### Given data
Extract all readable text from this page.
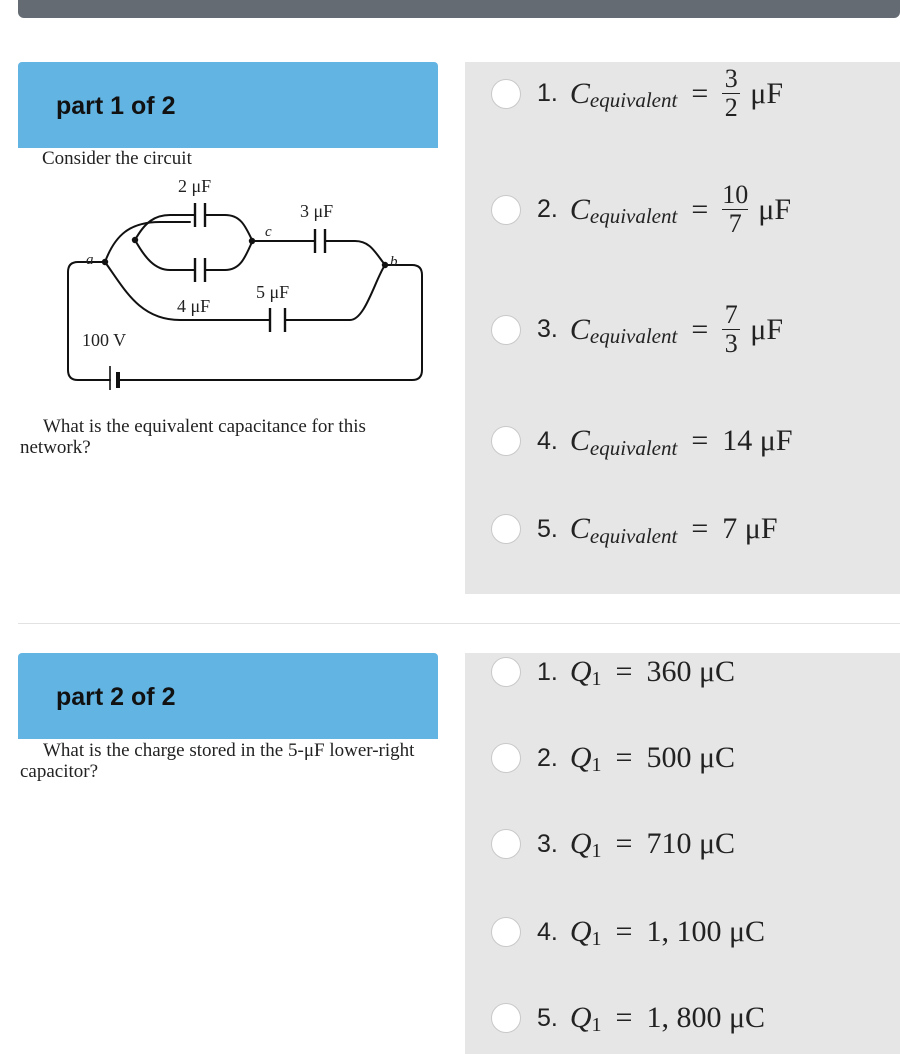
part 1 of 2
Consider the circuit
2 μF
3 μF
c
a	b
5 μF
4 μF
100 V
What is the equivalent capacitance for this network?
1. C equivalent = $\frac{3}{2}$ μF
2. C equivalent = $\frac{10}{7}$ μF
3. C equivalent = $\frac{7}{3}$ μF
4. C equivalent = 14
μF
5. C equivalent = 7
μF
part 2 of 2
What is the charge stored in the 5-μF lower-right capacitor?
1. Q 1 = 360
μC
2. Q 1 = 500
μC
3. Q 1 = 710
μC
4. Q 1 = 1, 100
μC
5. Q 1 = 1, 800
μC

### Challenge
Pull out all lines of the data with the string "equivalent".

### In response
What is the equivalent capacitance for this network?
1. C equivalent = $\frac{3}{2}$ μF
2. C equivalent = $\frac{10}{7}$ μF
3. C equivalent = $\frac{7}{3}$ μF
4. C equivalent = 14
5. C equivalent = 7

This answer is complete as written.